[Spatial layout data]
· · · · · · ·
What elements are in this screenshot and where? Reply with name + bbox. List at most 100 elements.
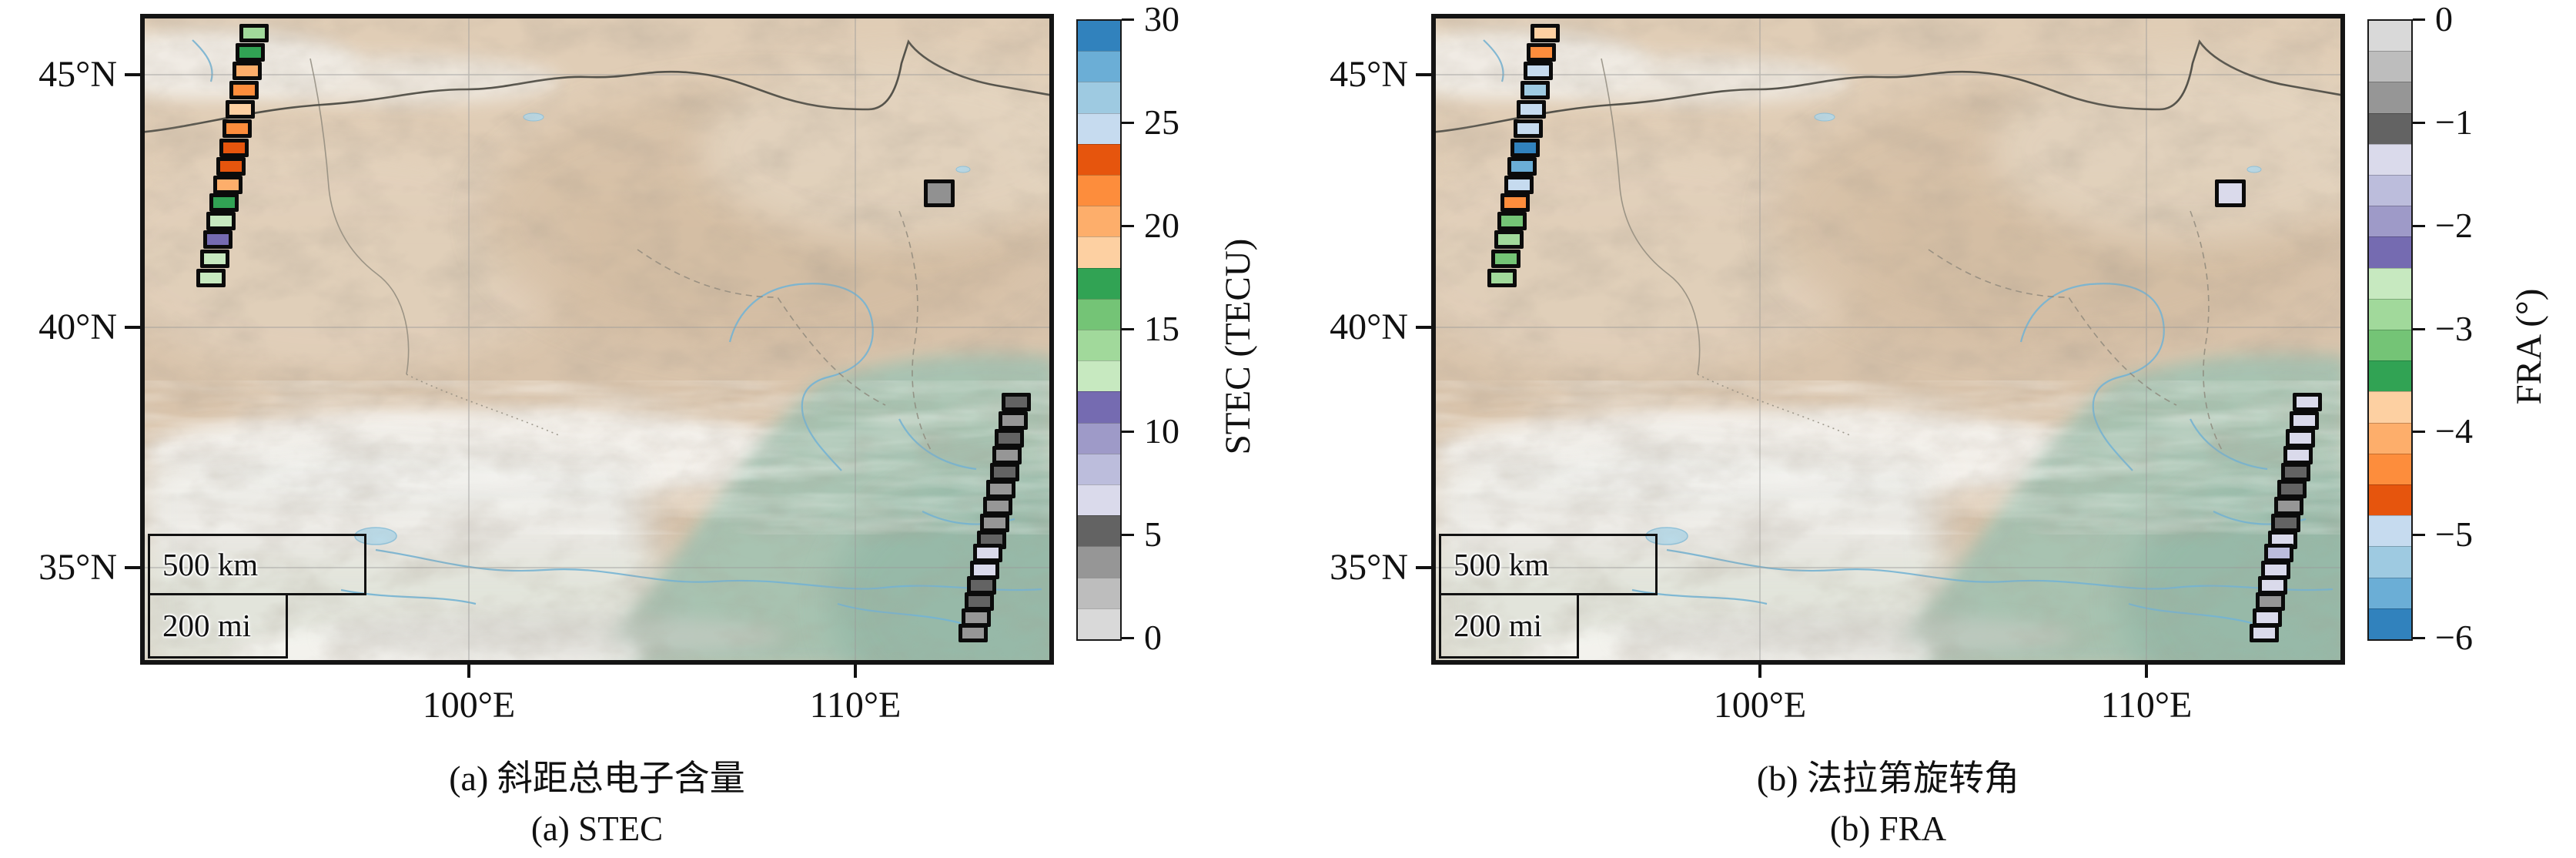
lon-tick-label: 110°E <box>809 685 902 726</box>
colorbar-segment <box>1078 236 1120 268</box>
swath-cell <box>1524 62 1553 80</box>
colorbar-segment <box>2369 143 2411 176</box>
colorbar-segment <box>1078 82 1120 113</box>
swath-cell <box>1517 100 1546 119</box>
swath-cell <box>233 62 262 80</box>
swath-cell <box>2293 393 2322 411</box>
swath-cell <box>999 411 1028 430</box>
colorbar-segment <box>1078 515 1120 547</box>
lat-tick <box>125 73 140 76</box>
swath-cell <box>2271 514 2300 532</box>
scalebar-mi-label: 200 mi <box>1454 608 1543 643</box>
colorbar-segment <box>1078 51 1120 82</box>
swath-cell <box>973 544 1002 562</box>
colorbar-tick-label: 15 <box>1144 308 1179 348</box>
swath-cell <box>239 24 269 42</box>
swath-cell <box>2258 576 2287 595</box>
lon-tick-label: 110°E <box>2100 685 2193 726</box>
swath-cell <box>226 100 255 119</box>
swath-cell <box>986 480 1015 498</box>
colorbar-tick <box>2413 431 2425 434</box>
colorbar-tick <box>2413 121 2425 124</box>
colorbar-segment <box>2369 267 2411 299</box>
colorbar-segment <box>2369 453 2411 485</box>
colorbar-segment <box>2369 484 2411 516</box>
colorbar-segment <box>1078 391 1120 423</box>
panel-fra: 500 km 200 mi 45°N 40°N 35°N 100°E 110°E 0 −1… <box>1330 2 2548 848</box>
swath-cell <box>200 250 229 268</box>
colorbar-tick <box>1122 637 1134 639</box>
swath-cell <box>965 592 994 611</box>
colorbar-tick <box>2413 327 2425 330</box>
scalebar-km-label: 500 km <box>1454 546 1550 582</box>
swath-cell <box>203 230 233 249</box>
swath-cell <box>2290 411 2319 430</box>
swath-cell <box>2250 624 2279 642</box>
swath-cell <box>1507 157 1537 176</box>
swath-cell <box>1527 43 1556 62</box>
colorbar-segment <box>1078 267 1120 299</box>
caption-cn-stec: (a) 斜距总电子含量 <box>449 759 745 798</box>
colorbar-segment <box>2369 546 2411 578</box>
lat-tick <box>1416 326 1431 329</box>
swath-cell <box>995 429 1024 447</box>
colorbar-segment <box>2369 236 2411 268</box>
lon-tick <box>2145 665 2148 678</box>
colorbar-segment <box>2369 330 2411 361</box>
swath-cell <box>216 157 246 176</box>
swath-cell <box>2286 429 2315 447</box>
colorbar-segment <box>2369 298 2411 330</box>
colorbar-segment <box>2369 391 2411 423</box>
swath-cell <box>1504 176 1534 194</box>
swath-cell <box>1491 250 1521 268</box>
colorbar-tick <box>1122 327 1134 330</box>
colorbar-segment <box>1078 546 1120 578</box>
isolated-swath-cell <box>924 179 955 207</box>
lat-tick <box>125 326 140 329</box>
colorbar-segment <box>1078 330 1120 361</box>
colorbar-tick-label: −4 <box>2435 411 2473 451</box>
swath-cell <box>229 81 259 99</box>
colorbar-tick <box>1122 18 1134 21</box>
swath-marker-layer <box>1436 18 2340 660</box>
lat-tick <box>1416 73 1431 76</box>
scalebar-mi: 200 mi <box>148 595 288 659</box>
lon-tick <box>854 665 857 678</box>
colorbar-tick <box>2413 534 2425 537</box>
colorbar-segment <box>2369 112 2411 144</box>
swath-cell <box>206 212 236 230</box>
swath-cell <box>236 43 265 62</box>
colorbar-tick-label: −3 <box>2435 308 2473 348</box>
colorbar-segment <box>2369 577 2411 608</box>
lat-tick <box>1416 566 1431 569</box>
lon-tick-label: 100°E <box>422 685 516 726</box>
swath-cell <box>1500 193 1530 212</box>
colorbar-segment <box>1078 112 1120 144</box>
colorbar-tick <box>2413 224 2425 227</box>
colorbar-title-stec: STEC (TECU) <box>1217 238 1258 455</box>
lat-tick-label: 35°N <box>1330 547 1408 588</box>
swath-cell <box>1521 81 1550 99</box>
scalebar-km: 500 km <box>1439 534 1658 595</box>
swath-cell <box>196 269 226 287</box>
swath-cell <box>2277 480 2307 498</box>
colorbar-segment <box>1078 206 1120 237</box>
colorbar-segment <box>2369 608 2411 640</box>
lon-tick <box>1758 665 1761 678</box>
lat-tick-label: 45°N <box>38 54 117 95</box>
colorbar-tick-label: 0 <box>2435 0 2453 39</box>
colorbar-segment <box>2369 515 2411 547</box>
colorbar-segment <box>2369 51 2411 82</box>
scalebar-km-label: 500 km <box>162 546 259 582</box>
colorbar-segment <box>1078 577 1120 608</box>
caption-en-stec: (a) STEC <box>530 809 664 848</box>
swath-cell <box>2274 497 2303 515</box>
swath-cell <box>2264 544 2293 562</box>
map-stec: 500 km 200 mi <box>140 14 1054 665</box>
swath-cell <box>1497 212 1527 230</box>
colorbar-segment <box>1078 298 1120 330</box>
lat-tick-label: 45°N <box>1330 54 1408 95</box>
colorbar-stec <box>1076 19 1122 641</box>
colorbar-tick-label: 20 <box>1144 205 1179 245</box>
colorbar-segment <box>2369 82 2411 113</box>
· · · · · · ·
◆ TO BE DONE ◆
Copy out every line of the items above word for word, leaving the pictures out of your answer.

◆ OUTPUT OF THE EXERCISE ◆
What elements are in this screenshot and where? Reply with name + bbox. List at most 100 elements.
lon-tick-label: 110°E <box>809 685 902 726</box>
colorbar-segment <box>1078 236 1120 268</box>
swath-cell <box>1524 62 1553 80</box>
colorbar-segment <box>2369 143 2411 176</box>
colorbar-segment <box>1078 82 1120 113</box>
swath-cell <box>1517 100 1546 119</box>
swath-cell <box>233 62 262 80</box>
swath-cell <box>2293 393 2322 411</box>
swath-cell <box>999 411 1028 430</box>
colorbar-segment <box>1078 515 1120 547</box>
lat-tick <box>125 73 140 76</box>
swath-cell <box>2271 514 2300 532</box>
scalebar-mi-label: 200 mi <box>1454 608 1543 643</box>
colorbar-segment <box>1078 51 1120 82</box>
swath-cell <box>973 544 1002 562</box>
colorbar-tick-label: 15 <box>1144 308 1179 348</box>
swath-cell <box>239 24 269 42</box>
swath-cell <box>2258 576 2287 595</box>
lon-tick-label: 110°E <box>2100 685 2193 726</box>
swath-cell <box>226 100 255 119</box>
swath-cell <box>986 480 1015 498</box>
colorbar-tick <box>2413 431 2425 434</box>
colorbar-tick <box>2413 121 2425 124</box>
colorbar-segment <box>2369 267 2411 299</box>
colorbar-segment <box>2369 453 2411 485</box>
colorbar-segment <box>2369 484 2411 516</box>
colorbar-segment <box>1078 391 1120 423</box>
panel-fra: 500 km 200 mi 45°N 40°N 35°N 100°E 110°E 0 −1… <box>1330 2 2548 848</box>
swath-cell <box>200 250 229 268</box>
colorbar-tick <box>1122 637 1134 639</box>
swath-cell <box>965 592 994 611</box>
colorbar-tick <box>2413 327 2425 330</box>
scalebar-km-label: 500 km <box>1454 546 1550 582</box>
swath-cell <box>203 230 233 249</box>
swath-cell <box>2290 411 2319 430</box>
swath-cell <box>2250 624 2279 642</box>
swath-cell <box>1507 157 1537 176</box>
swath-cell <box>1527 43 1556 62</box>
colorbar-segment <box>1078 267 1120 299</box>
caption-cn-stec: (a) 斜距总电子含量 <box>449 759 745 798</box>
colorbar-segment <box>2369 546 2411 578</box>
lat-tick <box>1416 326 1431 329</box>
swath-cell <box>995 429 1024 447</box>
colorbar-segment <box>2369 236 2411 268</box>
lon-tick <box>2145 665 2148 678</box>
colorbar-segment <box>2369 330 2411 361</box>
swath-cell <box>216 157 246 176</box>
swath-cell <box>2286 429 2315 447</box>
colorbar-segment <box>2369 298 2411 330</box>
colorbar-segment <box>2369 391 2411 423</box>
swath-cell <box>1504 176 1534 194</box>
swath-cell <box>1491 250 1521 268</box>
colorbar-tick <box>1122 327 1134 330</box>
colorbar-segment <box>1078 546 1120 578</box>
isolated-swath-cell <box>924 179 955 207</box>
lat-tick <box>125 326 140 329</box>
colorbar-segment <box>1078 330 1120 361</box>
colorbar-tick-label: −4 <box>2435 411 2473 451</box>
swath-cell <box>229 81 259 99</box>
colorbar-tick <box>1122 18 1134 21</box>
swath-marker-layer <box>1436 18 2340 660</box>
lat-tick <box>1416 73 1431 76</box>
scalebar-mi: 200 mi <box>148 595 288 659</box>
lon-tick <box>854 665 857 678</box>
colorbar-tick <box>2413 534 2425 537</box>
colorbar-segment <box>2369 112 2411 144</box>
swath-cell <box>206 212 236 230</box>
swath-cell <box>236 43 265 62</box>
colorbar-tick-label: −3 <box>2435 308 2473 348</box>
colorbar-segment <box>2369 577 2411 608</box>
lat-tick <box>1416 566 1431 569</box>
lon-tick-label: 100°E <box>422 685 516 726</box>
swath-cell <box>1500 193 1530 212</box>
colorbar-segment <box>1078 112 1120 144</box>
colorbar-tick <box>2413 224 2425 227</box>
colorbar-title-stec: STEC (TECU) <box>1217 238 1258 455</box>
lat-tick-label: 35°N <box>1330 547 1408 588</box>
swath-cell <box>1521 81 1550 99</box>
scalebar-km: 500 km <box>1439 534 1658 595</box>
swath-cell <box>196 269 226 287</box>
swath-cell <box>2277 480 2307 498</box>
colorbar-segment <box>1078 206 1120 237</box>
colorbar-segment <box>2369 608 2411 640</box>
lon-tick <box>1758 665 1761 678</box>
lat-tick-label: 45°N <box>38 54 117 95</box>
colorbar-tick-label: 0 <box>2435 0 2453 39</box>
colorbar-segment <box>2369 515 2411 547</box>
colorbar-segment <box>2369 51 2411 82</box>
scalebar-km-label: 500 km <box>162 546 259 582</box>
colorbar-segment <box>1078 577 1120 608</box>
caption-en-stec: (a) STEC <box>530 809 664 848</box>
swath-cell <box>2274 497 2303 515</box>
swath-cell <box>2264 544 2293 562</box>
map-stec: 500 km 200 mi <box>140 14 1054 665</box>
swath-cell <box>1497 212 1527 230</box>
colorbar-segment <box>1078 298 1120 330</box>
lat-tick-label: 45°N <box>1330 54 1408 95</box>
colorbar-stec <box>1076 19 1122 641</box>
colorbar-tick-label: 20 <box>1144 205 1179 245</box>
colorbar-segment <box>2369 82 2411 113</box>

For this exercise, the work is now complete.